TASK
Spot each line in the records below where the word "content" occurs, then copy it.

(Stored data entries)
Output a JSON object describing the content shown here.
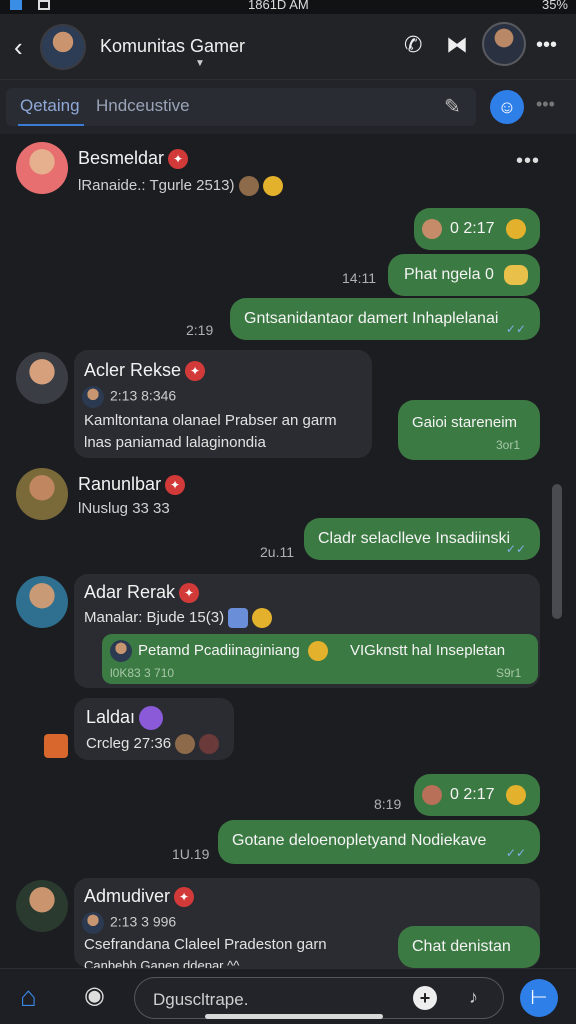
{
  "status": {
    "time": "1861D AM",
    "battery": "35%"
  },
  "header": {
    "title": "Komunitas Gamer",
    "caret": "▼"
  },
  "tabs": [
    {
      "label": "Qetaing"
    },
    {
      "label": "Hndceustive"
    }
  ],
  "messages": {
    "m1": {
      "name": "Besmeldar",
      "sub": "lRanaide.: Tgurle 2513)"
    },
    "o1": {
      "time": "0 2:17"
    },
    "o2": {
      "stamp": "14:11",
      "text": "Phat ngela 0"
    },
    "o3": {
      "stamp": "2:19",
      "text": "Gntsanidantaor damert Inhaplelanai"
    },
    "m2": {
      "name": "Acler Rekse",
      "sub": "2:13 8:346",
      "line1": "Kamltontana olanael Prabser an garm",
      "line2": "lnas paniamad lalaginondia"
    },
    "o4": {
      "text": "Gaioi stareneim",
      "meta": "3or1"
    },
    "m3": {
      "name": "Ranunlbar",
      "sub": "lNuslug 33 33"
    },
    "o5": {
      "stamp": "2u.11",
      "text": "Cladr selaclleve Insadiinski"
    },
    "m4": {
      "name": "Adar Rerak",
      "sub": "Manalar: Bjude 15(3)",
      "quote": "Petamd Pcadiinaginiang",
      "quote2": "VIGknstt hal Insepletan",
      "qmeta": "l0K83 3 710",
      "qmeta2": "S9r1"
    },
    "m5": {
      "name": "Laldaı",
      "sub": "Crcleg 27:36"
    },
    "o6": {
      "stamp": "8:19",
      "time": "0 2:17"
    },
    "o7": {
      "stamp": "1U.19",
      "text": "Gotane deloenopletyand Nodiekave"
    },
    "m6": {
      "name": "Admudiver",
      "sub": "2:13 3 996",
      "line1": "Csefrandana Claleel Pradeston garn",
      "line2": "Canbebh Ganen ddepar ^^"
    },
    "o8": {
      "text": "Chat denistan"
    }
  },
  "input": {
    "placeholder": "Dguscltrape."
  },
  "colors": {
    "accent": "#2f7fe8",
    "bubble_out": "#3c7a43",
    "bubble_in": "#2b2c31",
    "badge": "#d23a3a"
  }
}
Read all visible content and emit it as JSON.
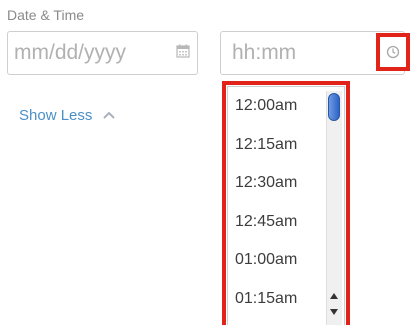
{
  "form": {
    "label": "Date & Time",
    "date_placeholder": "mm/dd/yyyy",
    "time_placeholder": "hh:mm",
    "show_less": "Show Less"
  },
  "time_dropdown": {
    "options": [
      "12:00am",
      "12:15am",
      "12:30am",
      "12:45am",
      "01:00am",
      "01:15am"
    ]
  },
  "icons": {
    "calendar": "calendar-icon",
    "clock": "clock-icon",
    "chevron": "chevron-up-icon",
    "scroll_up": "arrow-up-icon",
    "scroll_down": "arrow-down-icon"
  },
  "colors": {
    "highlight": "#e2231a",
    "link": "#4a90c8",
    "placeholder": "#b1b1b1",
    "scroll_thumb": "#2d63c8"
  }
}
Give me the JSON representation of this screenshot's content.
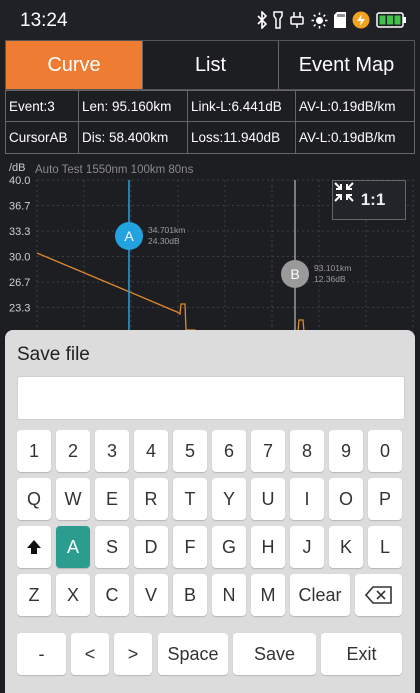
{
  "status": {
    "time": "13:24",
    "icons": [
      "bluetooth-icon",
      "flashlight-icon",
      "plug-icon",
      "brightness-icon",
      "sd-card-icon",
      "charging-icon",
      "battery-icon"
    ],
    "battery_color": "#3ec24a"
  },
  "tabs": [
    {
      "label": "Curve",
      "active": true
    },
    {
      "label": "List",
      "active": false
    },
    {
      "label": "Event Map",
      "active": false
    }
  ],
  "info": {
    "row1": [
      "Event:3",
      "Len: 95.160km",
      "Link-L:6.441dB",
      "AV-L:0.19dB/km"
    ],
    "row2": [
      "CursorAB",
      "Dis:  58.400km",
      "Loss:11.940dB",
      "AV-L:0.19dB/km"
    ]
  },
  "chart_data": {
    "type": "line",
    "title": "Auto Test  1550nm  100km  80ns",
    "ylabel": "/dB",
    "y_ticks": [
      "40.0",
      "36.7",
      "33.3",
      "30.0",
      "26.7",
      "23.3"
    ],
    "ylim": [
      20.0,
      40.0
    ],
    "grid": true,
    "cursors": [
      {
        "name": "A",
        "distance": "34.701km",
        "loss": "24.30dB",
        "color": "#23a2e0"
      },
      {
        "name": "B",
        "distance": "93.101km",
        "loss": "12.36dB",
        "color": "#9a9a9a"
      }
    ],
    "trace_color": "#e08a2c",
    "zoom_label": "1:1"
  },
  "dialog": {
    "title": "Save file",
    "filename_value": "",
    "accent": "#2a9d8f"
  },
  "keyboard": {
    "row1": [
      "1",
      "2",
      "3",
      "4",
      "5",
      "6",
      "7",
      "8",
      "9",
      "0"
    ],
    "row2": [
      "Q",
      "W",
      "E",
      "R",
      "T",
      "Y",
      "U",
      "I",
      "O",
      "P"
    ],
    "row3": [
      "A",
      "S",
      "D",
      "F",
      "G",
      "H",
      "J",
      "K",
      "L"
    ],
    "row4": [
      "Z",
      "X",
      "C",
      "V",
      "B",
      "N",
      "M"
    ],
    "clear_label": "Clear",
    "row5": [
      "-",
      "<",
      ">"
    ],
    "space_label": "Space",
    "save_label": "Save",
    "exit_label": "Exit",
    "selected_key": "A"
  }
}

COMPLETE OUTPUT
Output a JSON object describing the content shown here.
Read all visible content and emit it as JSON.
Give me the JSON representation of this screenshot's content.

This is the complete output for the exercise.